▶ Given request
Which lines below hold the word "JSON"? Report each one.

Records about charts and figures:
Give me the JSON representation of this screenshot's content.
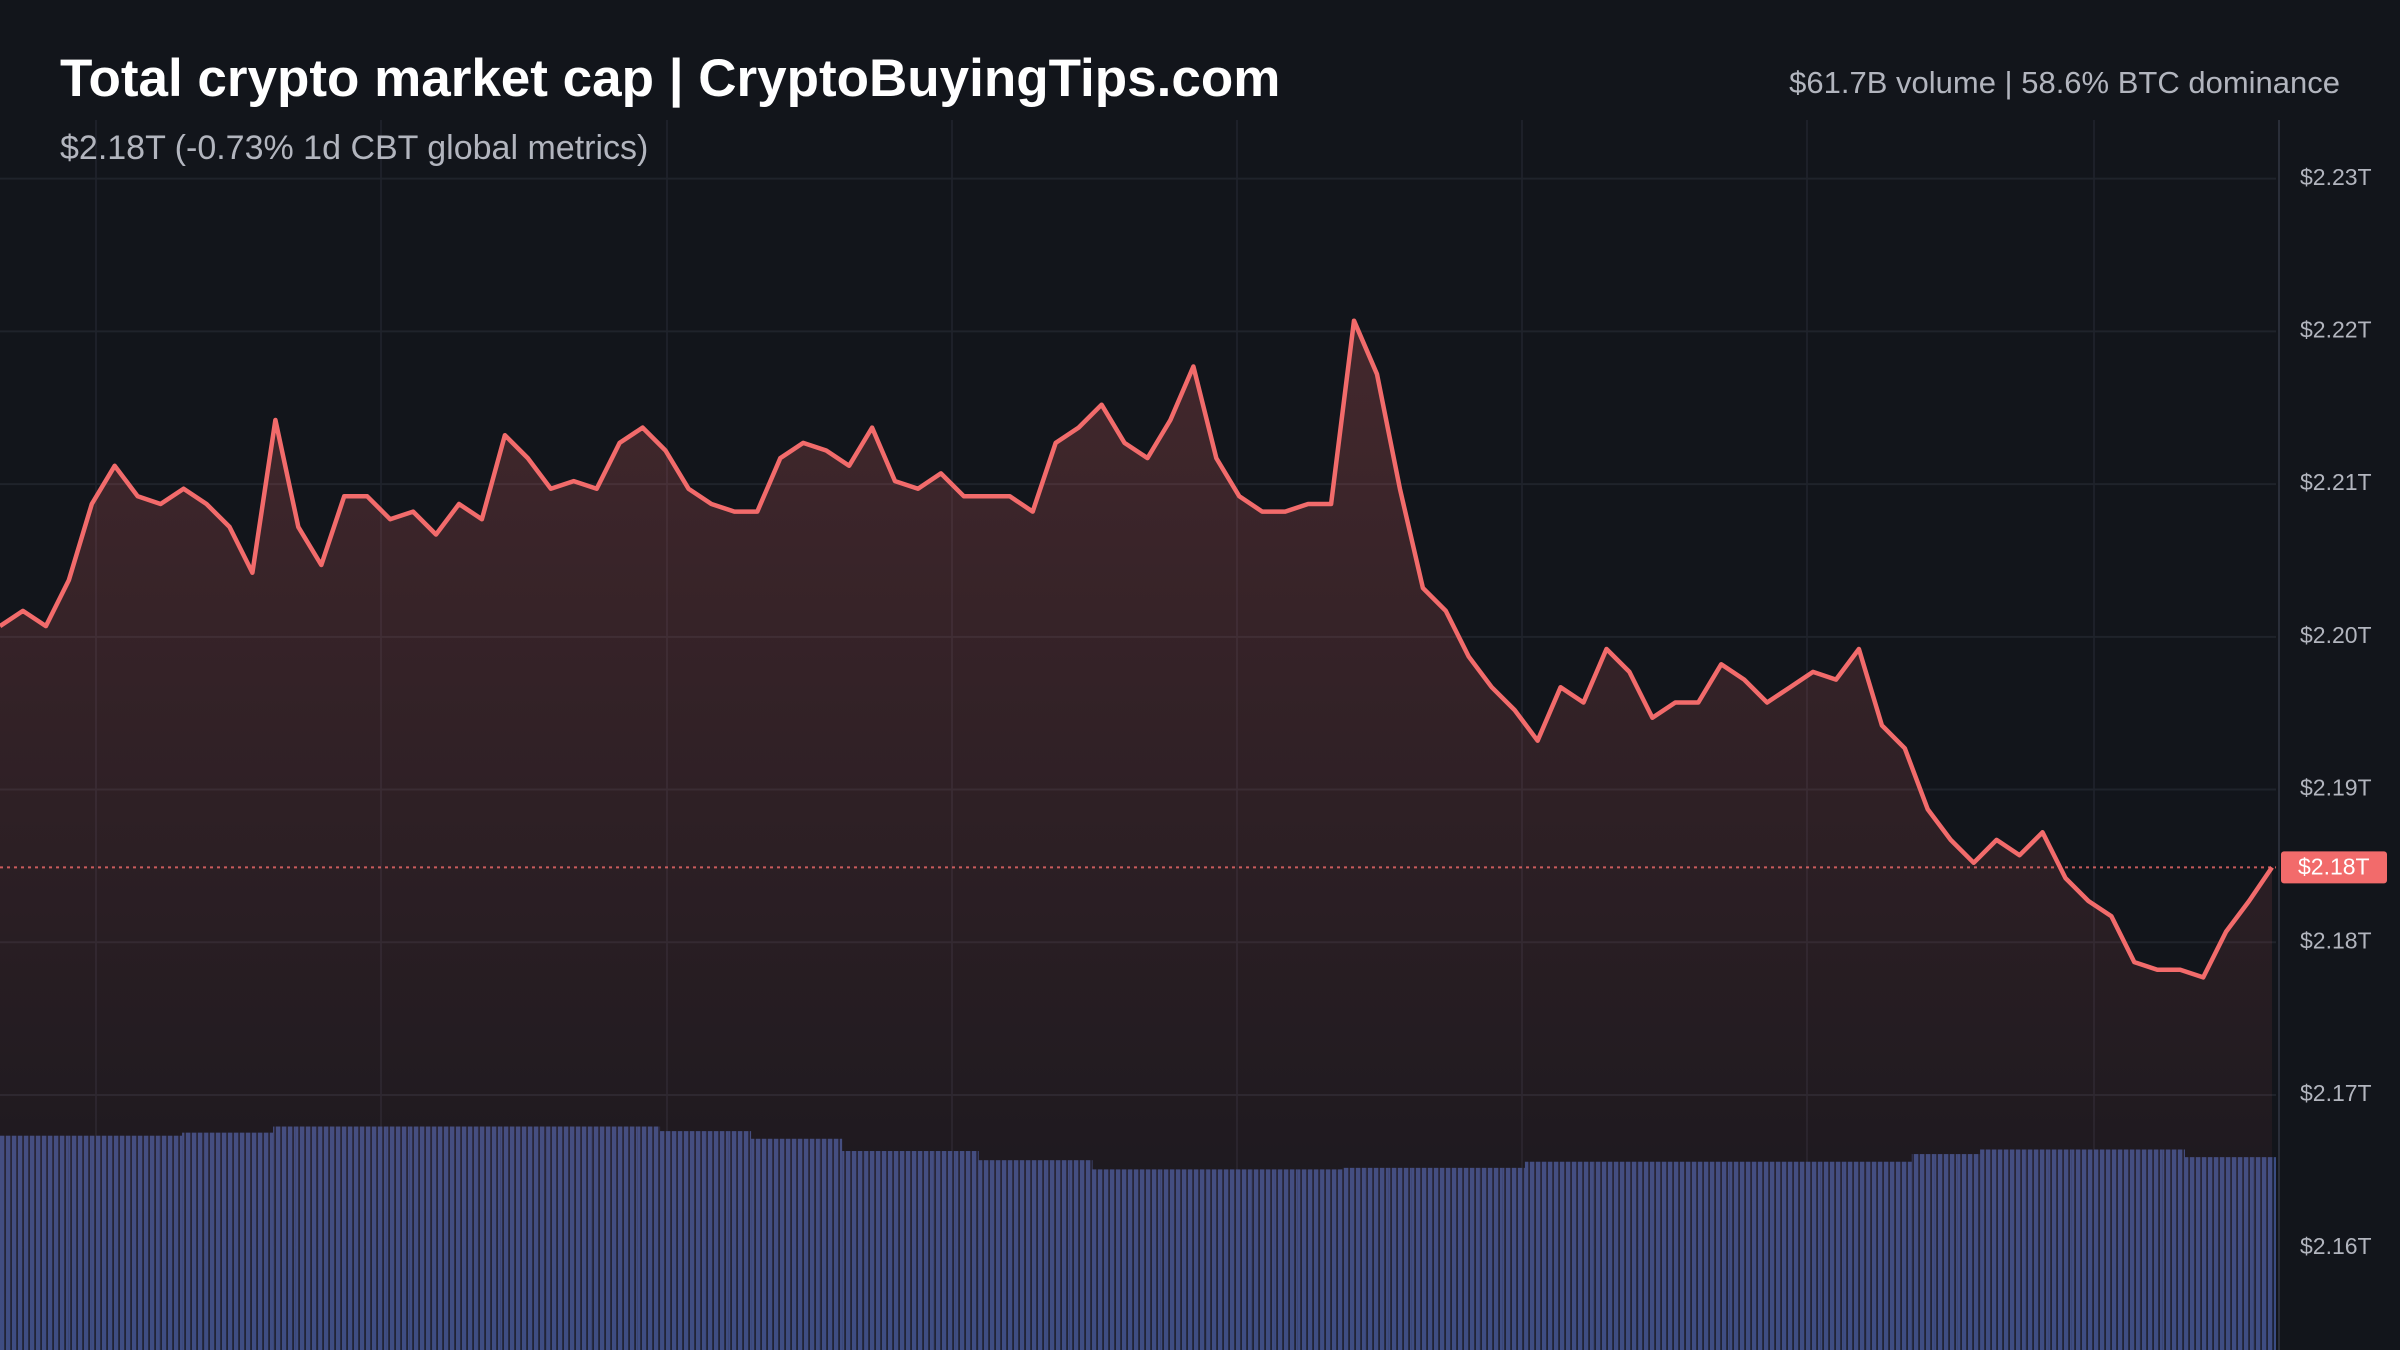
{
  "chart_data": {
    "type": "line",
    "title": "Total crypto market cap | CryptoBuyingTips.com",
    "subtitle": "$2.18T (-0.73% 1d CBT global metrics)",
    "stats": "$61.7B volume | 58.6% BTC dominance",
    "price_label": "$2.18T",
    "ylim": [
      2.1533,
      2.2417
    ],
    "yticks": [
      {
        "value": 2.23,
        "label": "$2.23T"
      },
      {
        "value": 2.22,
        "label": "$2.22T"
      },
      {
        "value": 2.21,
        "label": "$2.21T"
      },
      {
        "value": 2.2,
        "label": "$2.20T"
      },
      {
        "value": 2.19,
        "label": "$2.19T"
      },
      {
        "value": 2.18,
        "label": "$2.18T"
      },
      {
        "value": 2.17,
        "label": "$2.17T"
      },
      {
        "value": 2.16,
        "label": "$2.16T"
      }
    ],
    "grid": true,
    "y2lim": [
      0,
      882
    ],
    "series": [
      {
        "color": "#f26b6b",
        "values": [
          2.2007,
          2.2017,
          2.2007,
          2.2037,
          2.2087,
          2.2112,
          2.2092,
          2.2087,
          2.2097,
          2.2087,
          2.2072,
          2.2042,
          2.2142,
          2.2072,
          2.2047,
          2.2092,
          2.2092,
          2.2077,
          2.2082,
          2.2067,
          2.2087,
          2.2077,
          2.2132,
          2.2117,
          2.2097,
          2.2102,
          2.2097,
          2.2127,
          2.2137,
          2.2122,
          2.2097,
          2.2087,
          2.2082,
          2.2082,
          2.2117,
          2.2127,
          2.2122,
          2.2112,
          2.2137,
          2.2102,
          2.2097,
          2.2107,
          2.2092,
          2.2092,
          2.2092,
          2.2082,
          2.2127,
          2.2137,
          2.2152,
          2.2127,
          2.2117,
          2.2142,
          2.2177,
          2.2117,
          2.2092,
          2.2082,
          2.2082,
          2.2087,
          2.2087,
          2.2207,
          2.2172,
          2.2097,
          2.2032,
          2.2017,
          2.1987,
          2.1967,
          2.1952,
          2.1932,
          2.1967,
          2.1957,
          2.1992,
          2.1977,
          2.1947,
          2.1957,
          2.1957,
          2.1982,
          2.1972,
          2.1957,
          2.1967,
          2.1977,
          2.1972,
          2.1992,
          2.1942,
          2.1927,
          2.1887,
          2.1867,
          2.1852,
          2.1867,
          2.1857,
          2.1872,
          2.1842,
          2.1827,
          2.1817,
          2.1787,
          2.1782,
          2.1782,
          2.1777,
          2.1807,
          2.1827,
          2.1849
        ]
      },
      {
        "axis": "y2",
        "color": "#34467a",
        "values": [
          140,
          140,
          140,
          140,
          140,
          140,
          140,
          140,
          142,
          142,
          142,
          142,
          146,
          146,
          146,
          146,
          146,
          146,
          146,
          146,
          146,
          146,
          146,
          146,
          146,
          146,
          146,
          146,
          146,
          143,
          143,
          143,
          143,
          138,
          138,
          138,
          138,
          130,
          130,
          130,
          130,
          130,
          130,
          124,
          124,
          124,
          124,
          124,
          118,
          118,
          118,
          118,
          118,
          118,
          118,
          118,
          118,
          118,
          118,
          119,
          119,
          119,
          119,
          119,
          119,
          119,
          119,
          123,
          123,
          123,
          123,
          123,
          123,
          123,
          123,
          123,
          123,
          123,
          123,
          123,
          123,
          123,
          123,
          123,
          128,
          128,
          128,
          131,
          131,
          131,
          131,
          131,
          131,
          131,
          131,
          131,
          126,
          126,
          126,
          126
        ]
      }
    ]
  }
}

...

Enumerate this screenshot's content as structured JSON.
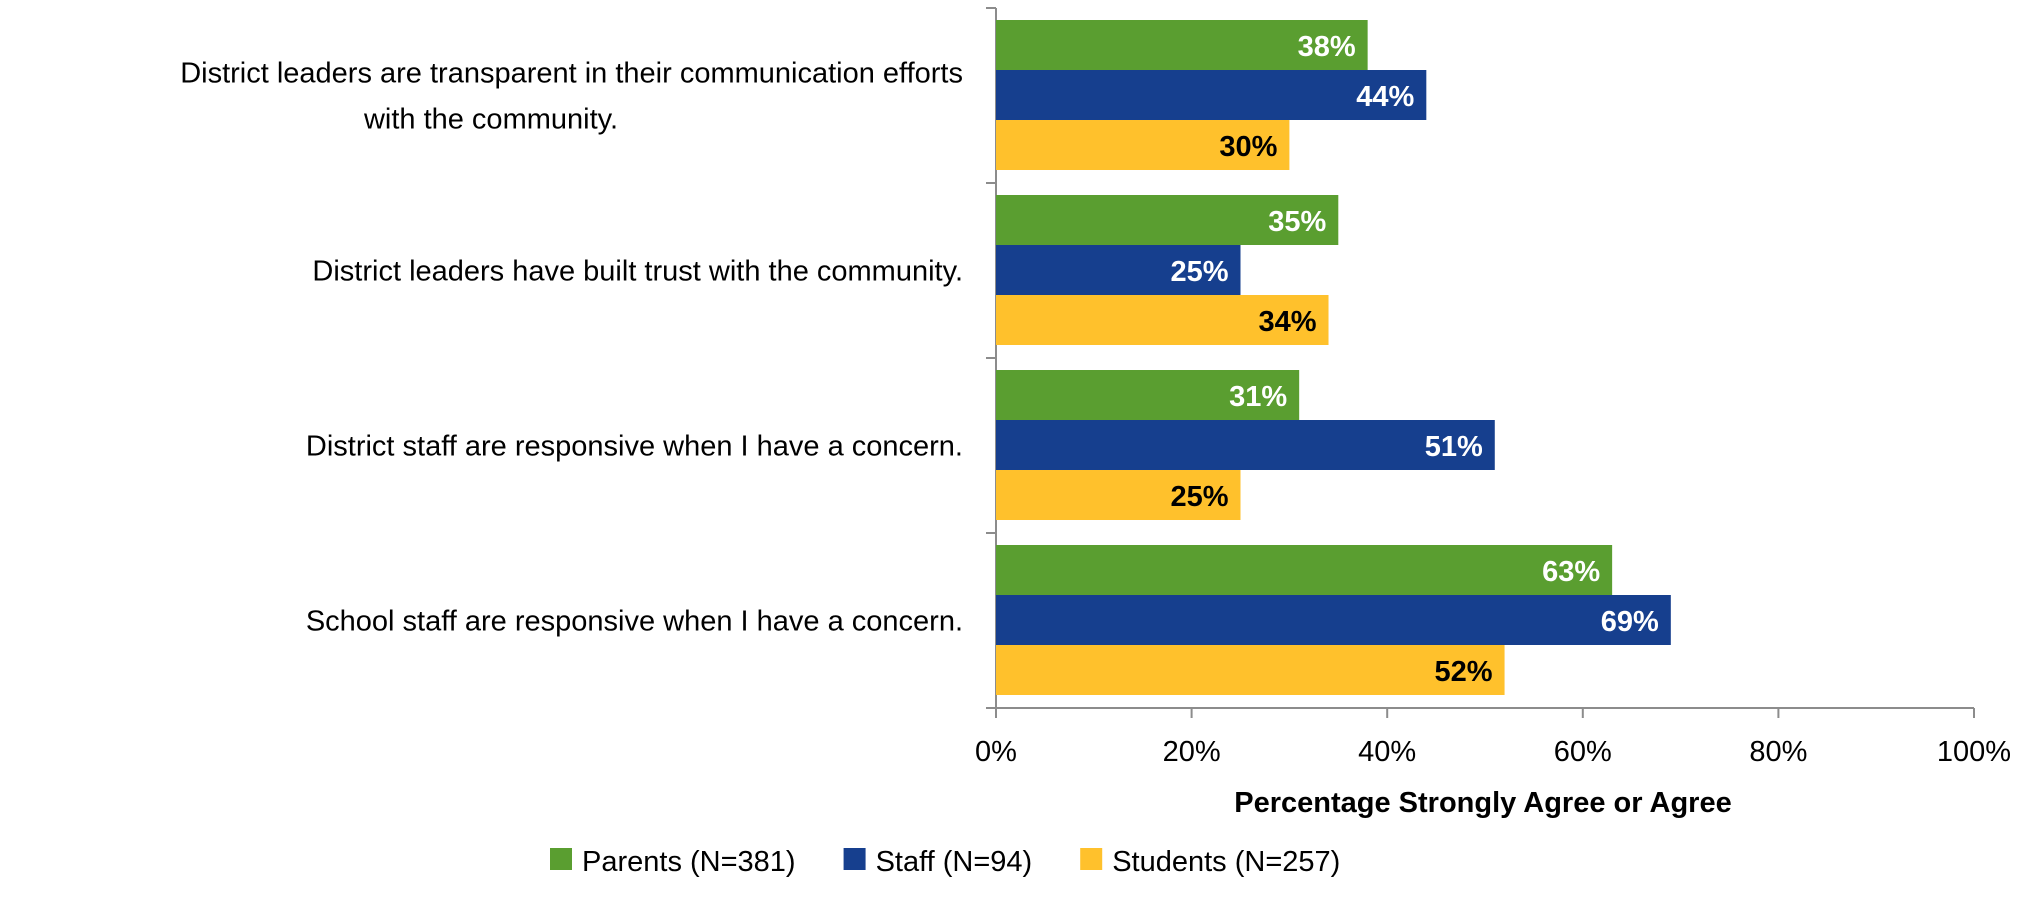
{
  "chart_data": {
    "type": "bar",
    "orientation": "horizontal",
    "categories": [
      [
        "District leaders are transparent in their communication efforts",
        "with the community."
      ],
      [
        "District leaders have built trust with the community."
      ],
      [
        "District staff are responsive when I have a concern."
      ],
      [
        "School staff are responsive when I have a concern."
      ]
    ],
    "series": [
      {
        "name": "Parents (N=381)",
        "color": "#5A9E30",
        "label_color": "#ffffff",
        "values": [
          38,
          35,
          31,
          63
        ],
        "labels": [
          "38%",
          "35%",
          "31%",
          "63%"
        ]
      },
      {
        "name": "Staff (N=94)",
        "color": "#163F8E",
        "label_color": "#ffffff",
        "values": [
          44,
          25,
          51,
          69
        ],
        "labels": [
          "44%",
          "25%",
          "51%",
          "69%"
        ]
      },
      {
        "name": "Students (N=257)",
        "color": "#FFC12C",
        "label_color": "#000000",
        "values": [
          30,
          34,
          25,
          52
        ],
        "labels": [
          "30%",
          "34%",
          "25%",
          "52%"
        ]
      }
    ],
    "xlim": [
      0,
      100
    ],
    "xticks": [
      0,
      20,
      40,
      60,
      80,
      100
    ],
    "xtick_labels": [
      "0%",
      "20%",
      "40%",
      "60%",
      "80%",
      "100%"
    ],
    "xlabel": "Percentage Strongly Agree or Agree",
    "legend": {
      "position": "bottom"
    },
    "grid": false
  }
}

▶ Result
Give me the JSON representation of this screenshot's content.
Enumerate this screenshot's content as structured JSON.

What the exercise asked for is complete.